◆ Description of the task: Return each line in the records below that contains the string "Issues", with matching case.

◆ Records shown:
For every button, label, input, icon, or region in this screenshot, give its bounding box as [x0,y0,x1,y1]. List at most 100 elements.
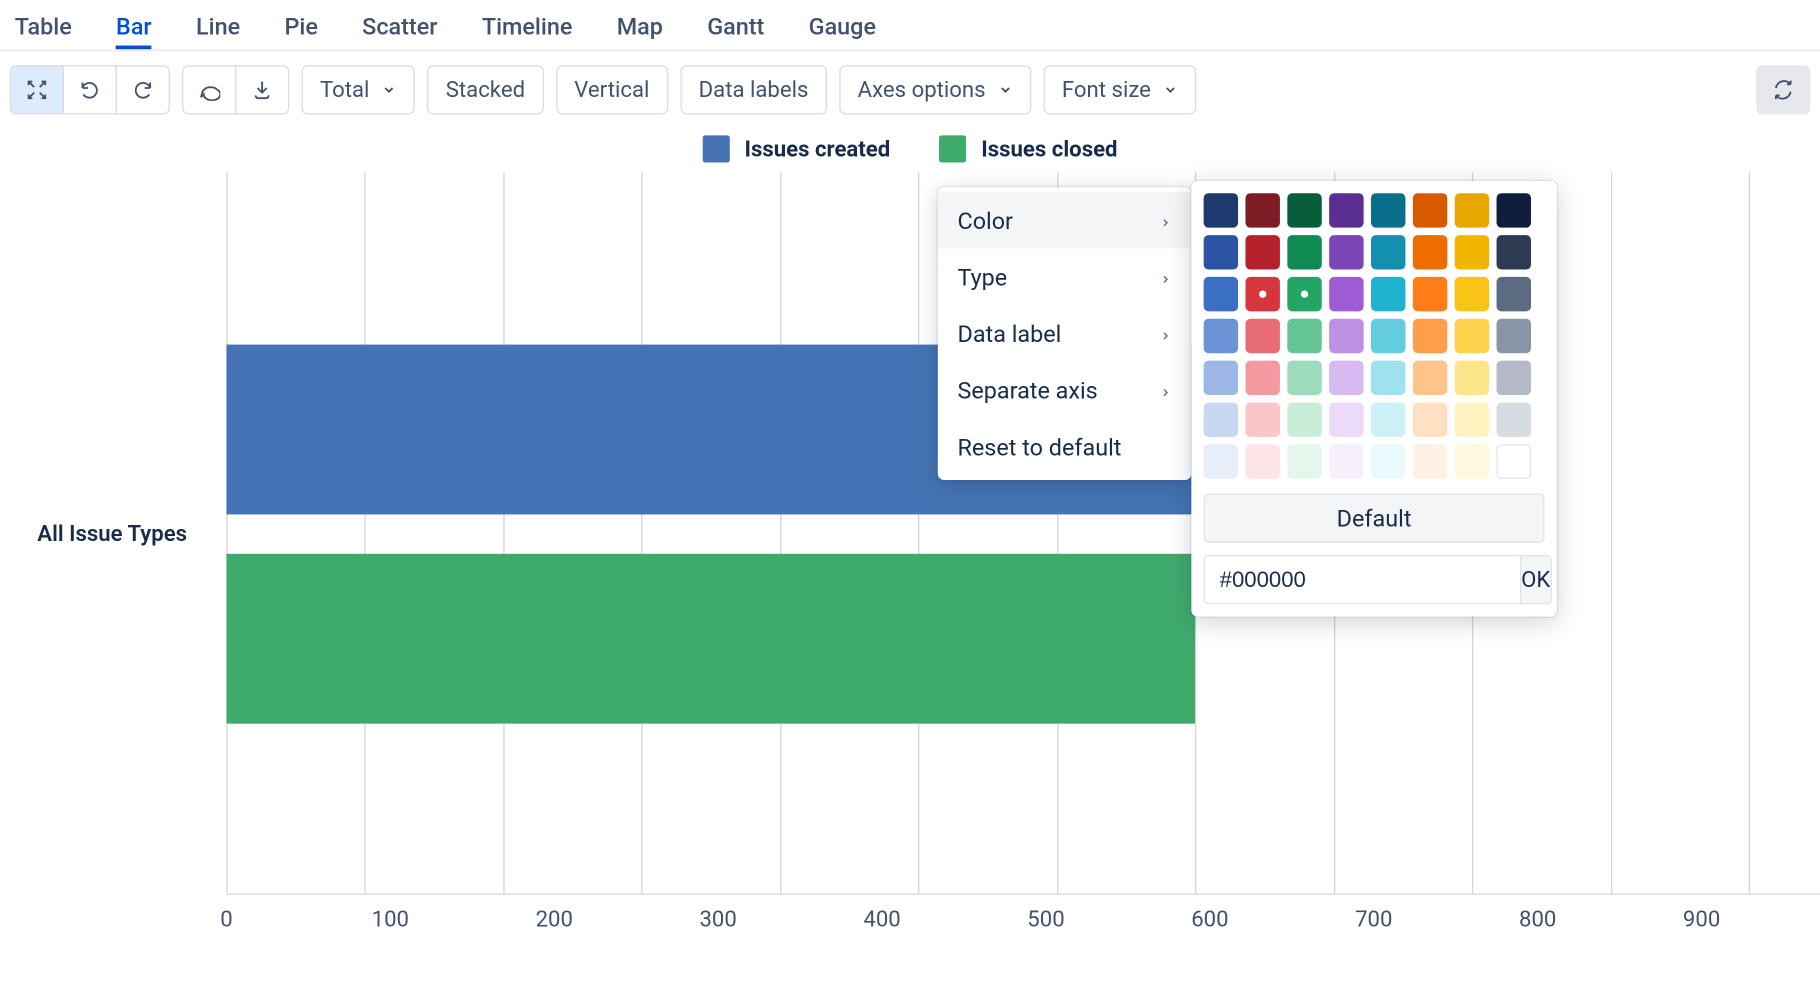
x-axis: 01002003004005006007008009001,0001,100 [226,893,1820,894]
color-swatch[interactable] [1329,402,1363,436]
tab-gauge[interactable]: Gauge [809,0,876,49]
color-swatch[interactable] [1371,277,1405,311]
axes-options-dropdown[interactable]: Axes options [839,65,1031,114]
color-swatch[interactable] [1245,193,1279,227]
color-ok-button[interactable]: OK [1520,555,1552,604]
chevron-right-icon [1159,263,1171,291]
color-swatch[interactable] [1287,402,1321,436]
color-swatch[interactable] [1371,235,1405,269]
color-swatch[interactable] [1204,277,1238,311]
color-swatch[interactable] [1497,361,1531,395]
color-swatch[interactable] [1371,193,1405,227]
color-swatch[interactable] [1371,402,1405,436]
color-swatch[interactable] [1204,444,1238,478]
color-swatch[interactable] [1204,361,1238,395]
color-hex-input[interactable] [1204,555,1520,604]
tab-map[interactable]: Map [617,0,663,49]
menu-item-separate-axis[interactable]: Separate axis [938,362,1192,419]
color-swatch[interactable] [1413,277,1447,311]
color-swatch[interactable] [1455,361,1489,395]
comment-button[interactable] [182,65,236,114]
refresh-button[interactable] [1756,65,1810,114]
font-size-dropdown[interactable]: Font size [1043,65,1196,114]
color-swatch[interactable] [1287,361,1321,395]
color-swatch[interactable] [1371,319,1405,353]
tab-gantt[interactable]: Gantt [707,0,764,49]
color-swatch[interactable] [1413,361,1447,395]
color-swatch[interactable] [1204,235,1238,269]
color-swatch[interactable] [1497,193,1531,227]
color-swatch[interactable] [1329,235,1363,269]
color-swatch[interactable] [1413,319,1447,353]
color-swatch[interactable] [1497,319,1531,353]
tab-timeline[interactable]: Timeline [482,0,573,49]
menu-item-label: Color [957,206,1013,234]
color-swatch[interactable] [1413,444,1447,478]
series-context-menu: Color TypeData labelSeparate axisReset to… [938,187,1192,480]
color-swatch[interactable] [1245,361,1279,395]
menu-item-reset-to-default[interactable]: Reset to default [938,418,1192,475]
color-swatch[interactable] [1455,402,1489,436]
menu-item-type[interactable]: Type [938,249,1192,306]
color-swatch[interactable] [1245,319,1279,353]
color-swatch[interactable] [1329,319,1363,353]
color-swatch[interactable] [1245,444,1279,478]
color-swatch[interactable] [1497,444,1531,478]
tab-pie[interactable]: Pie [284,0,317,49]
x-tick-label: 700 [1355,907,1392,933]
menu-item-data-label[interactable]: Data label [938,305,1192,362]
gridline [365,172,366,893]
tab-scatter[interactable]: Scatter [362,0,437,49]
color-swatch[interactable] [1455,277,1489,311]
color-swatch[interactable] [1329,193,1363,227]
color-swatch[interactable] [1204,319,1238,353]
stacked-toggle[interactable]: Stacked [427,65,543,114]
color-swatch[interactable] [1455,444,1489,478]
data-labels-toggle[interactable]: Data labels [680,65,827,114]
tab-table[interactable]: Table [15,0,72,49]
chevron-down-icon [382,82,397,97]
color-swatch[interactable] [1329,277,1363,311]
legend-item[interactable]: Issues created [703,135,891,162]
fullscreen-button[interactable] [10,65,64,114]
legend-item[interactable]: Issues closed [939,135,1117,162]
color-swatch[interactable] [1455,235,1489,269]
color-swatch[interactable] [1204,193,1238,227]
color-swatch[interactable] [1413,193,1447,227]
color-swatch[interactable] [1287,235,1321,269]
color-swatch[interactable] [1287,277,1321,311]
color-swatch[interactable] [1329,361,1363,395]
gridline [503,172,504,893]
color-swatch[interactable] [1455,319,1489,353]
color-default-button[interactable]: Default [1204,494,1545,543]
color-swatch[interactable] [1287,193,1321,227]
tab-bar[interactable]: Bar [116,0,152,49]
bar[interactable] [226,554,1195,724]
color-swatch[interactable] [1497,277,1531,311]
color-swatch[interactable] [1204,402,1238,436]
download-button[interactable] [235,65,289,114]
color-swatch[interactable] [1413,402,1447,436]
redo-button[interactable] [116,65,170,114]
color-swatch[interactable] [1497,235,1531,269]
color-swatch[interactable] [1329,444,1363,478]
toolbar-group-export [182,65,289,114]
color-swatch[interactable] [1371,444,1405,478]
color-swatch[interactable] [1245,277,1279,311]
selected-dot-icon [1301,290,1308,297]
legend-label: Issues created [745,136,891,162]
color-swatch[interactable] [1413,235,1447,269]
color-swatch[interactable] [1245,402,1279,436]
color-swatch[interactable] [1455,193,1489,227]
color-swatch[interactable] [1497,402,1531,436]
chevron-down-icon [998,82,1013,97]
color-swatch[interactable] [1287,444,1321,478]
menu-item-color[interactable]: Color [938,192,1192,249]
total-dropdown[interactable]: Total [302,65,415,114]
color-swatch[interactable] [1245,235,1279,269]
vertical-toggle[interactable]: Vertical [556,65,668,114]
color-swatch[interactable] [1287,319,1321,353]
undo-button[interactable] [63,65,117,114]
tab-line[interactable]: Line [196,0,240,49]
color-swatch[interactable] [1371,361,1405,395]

◆ The result:
legend-item[interactable]: Issues created [703,135,891,162]
legend-item[interactable]: Issues closed [939,135,1117,162]
legend-label: Issues created [745,136,891,162]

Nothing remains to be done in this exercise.